[Collected data entries]

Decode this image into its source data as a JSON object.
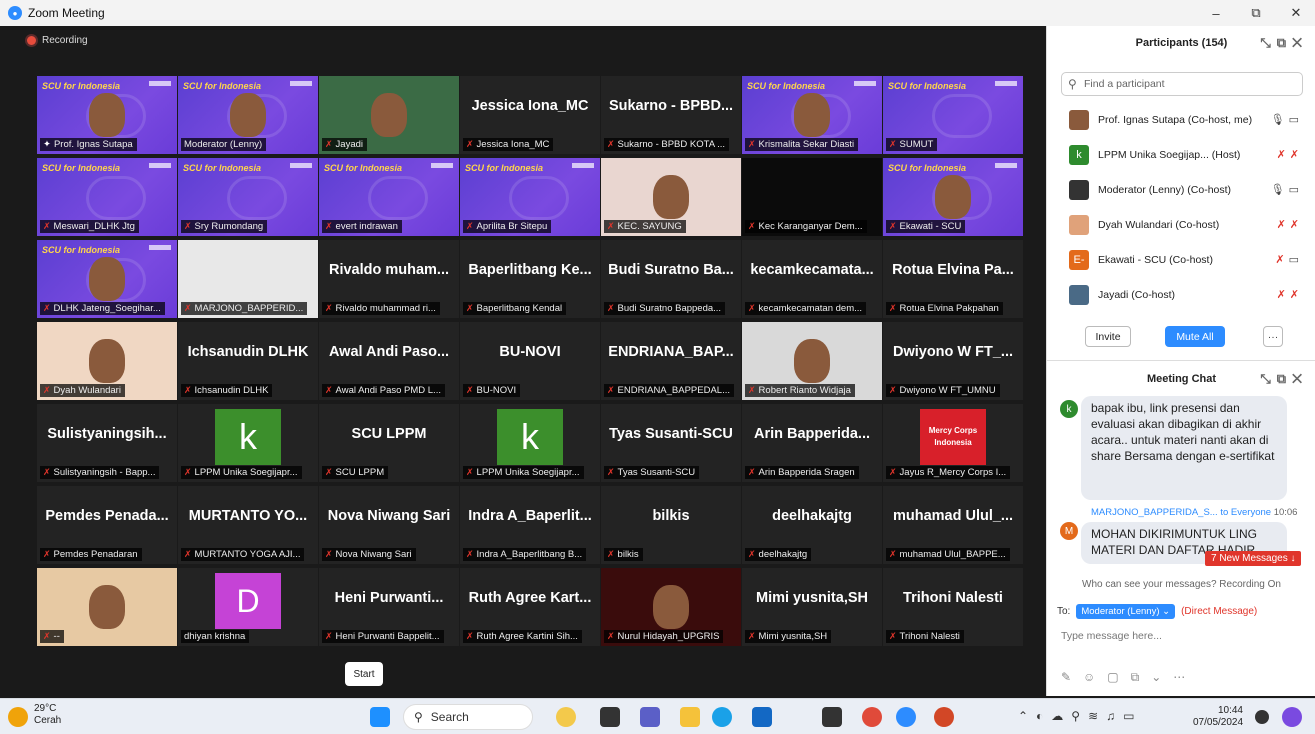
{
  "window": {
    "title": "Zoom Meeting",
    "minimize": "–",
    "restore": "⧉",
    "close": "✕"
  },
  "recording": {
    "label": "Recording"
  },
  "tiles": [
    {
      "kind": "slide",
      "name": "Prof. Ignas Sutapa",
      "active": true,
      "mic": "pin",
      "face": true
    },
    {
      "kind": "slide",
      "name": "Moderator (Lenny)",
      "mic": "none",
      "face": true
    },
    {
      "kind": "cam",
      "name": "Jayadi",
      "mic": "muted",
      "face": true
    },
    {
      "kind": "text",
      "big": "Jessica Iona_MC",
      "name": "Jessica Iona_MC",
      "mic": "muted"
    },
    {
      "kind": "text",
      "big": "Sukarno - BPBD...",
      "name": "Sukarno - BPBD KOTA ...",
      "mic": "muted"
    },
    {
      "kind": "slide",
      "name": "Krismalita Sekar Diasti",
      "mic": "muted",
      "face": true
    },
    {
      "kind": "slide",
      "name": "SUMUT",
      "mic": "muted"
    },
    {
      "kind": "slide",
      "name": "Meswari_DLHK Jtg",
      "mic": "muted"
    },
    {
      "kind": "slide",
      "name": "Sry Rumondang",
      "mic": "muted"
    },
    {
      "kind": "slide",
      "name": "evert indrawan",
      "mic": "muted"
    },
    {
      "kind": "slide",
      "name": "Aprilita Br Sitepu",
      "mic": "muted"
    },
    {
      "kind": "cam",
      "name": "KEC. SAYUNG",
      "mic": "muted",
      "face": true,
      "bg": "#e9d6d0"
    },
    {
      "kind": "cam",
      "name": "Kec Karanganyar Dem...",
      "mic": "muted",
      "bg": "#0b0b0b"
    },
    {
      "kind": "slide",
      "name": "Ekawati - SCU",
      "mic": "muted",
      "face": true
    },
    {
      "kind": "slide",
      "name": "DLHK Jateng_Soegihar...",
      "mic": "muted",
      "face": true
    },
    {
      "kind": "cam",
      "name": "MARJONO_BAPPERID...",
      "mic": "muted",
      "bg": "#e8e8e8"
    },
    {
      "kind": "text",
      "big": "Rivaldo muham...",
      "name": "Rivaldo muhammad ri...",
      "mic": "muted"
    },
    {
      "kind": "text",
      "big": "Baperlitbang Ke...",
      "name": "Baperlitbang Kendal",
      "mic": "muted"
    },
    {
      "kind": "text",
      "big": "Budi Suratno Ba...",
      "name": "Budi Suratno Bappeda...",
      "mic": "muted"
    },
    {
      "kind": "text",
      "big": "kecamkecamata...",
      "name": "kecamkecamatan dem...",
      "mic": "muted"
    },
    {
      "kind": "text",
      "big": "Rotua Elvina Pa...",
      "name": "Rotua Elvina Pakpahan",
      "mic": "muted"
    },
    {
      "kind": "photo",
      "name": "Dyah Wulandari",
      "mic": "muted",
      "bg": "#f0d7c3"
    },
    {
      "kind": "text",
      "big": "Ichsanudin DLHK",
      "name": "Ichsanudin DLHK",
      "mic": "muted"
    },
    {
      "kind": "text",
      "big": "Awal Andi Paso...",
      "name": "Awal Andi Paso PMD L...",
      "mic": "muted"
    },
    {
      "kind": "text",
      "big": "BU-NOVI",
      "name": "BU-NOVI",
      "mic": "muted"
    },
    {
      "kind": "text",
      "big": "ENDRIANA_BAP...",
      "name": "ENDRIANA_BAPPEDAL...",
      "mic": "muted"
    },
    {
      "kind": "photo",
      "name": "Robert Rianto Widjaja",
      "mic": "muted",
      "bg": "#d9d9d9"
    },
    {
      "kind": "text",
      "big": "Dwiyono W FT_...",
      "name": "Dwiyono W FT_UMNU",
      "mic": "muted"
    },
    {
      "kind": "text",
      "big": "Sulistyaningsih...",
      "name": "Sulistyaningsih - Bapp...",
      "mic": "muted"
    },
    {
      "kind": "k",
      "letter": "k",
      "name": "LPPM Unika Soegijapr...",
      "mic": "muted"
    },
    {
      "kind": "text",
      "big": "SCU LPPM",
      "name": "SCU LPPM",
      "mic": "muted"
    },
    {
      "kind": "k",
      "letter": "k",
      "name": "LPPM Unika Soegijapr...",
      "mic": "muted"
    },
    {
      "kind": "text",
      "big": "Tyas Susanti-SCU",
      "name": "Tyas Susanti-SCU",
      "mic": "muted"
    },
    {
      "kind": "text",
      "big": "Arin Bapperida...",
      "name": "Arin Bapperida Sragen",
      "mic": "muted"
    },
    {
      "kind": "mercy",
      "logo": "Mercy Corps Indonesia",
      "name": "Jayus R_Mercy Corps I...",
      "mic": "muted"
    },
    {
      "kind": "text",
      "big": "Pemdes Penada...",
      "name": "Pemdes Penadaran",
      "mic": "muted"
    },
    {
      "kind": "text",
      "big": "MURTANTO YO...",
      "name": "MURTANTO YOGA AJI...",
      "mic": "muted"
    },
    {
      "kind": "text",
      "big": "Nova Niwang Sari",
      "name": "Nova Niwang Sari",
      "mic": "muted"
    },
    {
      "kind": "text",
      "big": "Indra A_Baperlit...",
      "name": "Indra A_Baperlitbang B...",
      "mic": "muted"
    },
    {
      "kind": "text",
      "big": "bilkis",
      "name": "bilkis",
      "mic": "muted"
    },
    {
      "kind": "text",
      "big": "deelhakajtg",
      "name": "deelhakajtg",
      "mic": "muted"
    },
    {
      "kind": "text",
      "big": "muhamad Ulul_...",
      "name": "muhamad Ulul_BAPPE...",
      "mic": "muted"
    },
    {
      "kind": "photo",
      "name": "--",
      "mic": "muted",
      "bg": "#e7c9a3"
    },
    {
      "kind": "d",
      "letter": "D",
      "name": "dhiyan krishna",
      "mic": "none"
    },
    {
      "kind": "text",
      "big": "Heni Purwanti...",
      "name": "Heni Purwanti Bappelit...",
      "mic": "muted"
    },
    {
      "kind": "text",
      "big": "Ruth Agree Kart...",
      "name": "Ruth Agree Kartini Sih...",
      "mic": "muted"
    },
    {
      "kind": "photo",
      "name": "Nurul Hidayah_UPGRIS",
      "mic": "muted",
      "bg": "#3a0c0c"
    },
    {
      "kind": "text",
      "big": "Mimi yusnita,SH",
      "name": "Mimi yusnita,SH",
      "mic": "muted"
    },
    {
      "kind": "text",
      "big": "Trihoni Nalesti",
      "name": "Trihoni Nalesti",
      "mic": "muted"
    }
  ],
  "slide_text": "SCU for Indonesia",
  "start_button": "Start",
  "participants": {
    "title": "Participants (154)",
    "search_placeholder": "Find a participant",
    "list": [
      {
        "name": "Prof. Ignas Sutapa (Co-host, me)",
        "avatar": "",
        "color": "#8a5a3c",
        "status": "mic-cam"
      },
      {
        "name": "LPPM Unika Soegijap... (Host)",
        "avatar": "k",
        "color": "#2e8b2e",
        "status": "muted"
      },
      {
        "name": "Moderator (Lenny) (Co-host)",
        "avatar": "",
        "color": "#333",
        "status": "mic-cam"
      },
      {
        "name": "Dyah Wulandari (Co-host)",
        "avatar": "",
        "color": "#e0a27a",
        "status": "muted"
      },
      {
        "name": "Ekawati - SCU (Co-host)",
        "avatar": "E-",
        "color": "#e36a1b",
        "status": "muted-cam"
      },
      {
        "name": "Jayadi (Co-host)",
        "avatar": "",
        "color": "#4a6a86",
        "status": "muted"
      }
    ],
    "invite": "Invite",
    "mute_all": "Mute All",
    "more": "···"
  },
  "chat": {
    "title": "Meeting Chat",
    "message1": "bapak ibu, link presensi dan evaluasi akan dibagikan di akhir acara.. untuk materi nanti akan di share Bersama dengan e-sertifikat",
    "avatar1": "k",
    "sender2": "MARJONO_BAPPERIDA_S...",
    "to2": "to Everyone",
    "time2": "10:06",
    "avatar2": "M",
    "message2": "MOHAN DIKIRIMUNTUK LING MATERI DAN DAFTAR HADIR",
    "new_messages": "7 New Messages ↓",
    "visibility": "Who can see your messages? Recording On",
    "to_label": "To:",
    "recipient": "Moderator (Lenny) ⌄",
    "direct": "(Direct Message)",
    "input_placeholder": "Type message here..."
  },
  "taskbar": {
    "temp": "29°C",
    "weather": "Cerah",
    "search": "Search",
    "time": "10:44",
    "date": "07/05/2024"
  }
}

» **REQUIRED TASK**: Search the records above for "Rotua". Copy each line where it is found.

» **SOLUTION TO THIS EXERCISE**:
      "big": "Rotua Elvina Pa...",
      "name": "Rotua Elvina Pakpahan",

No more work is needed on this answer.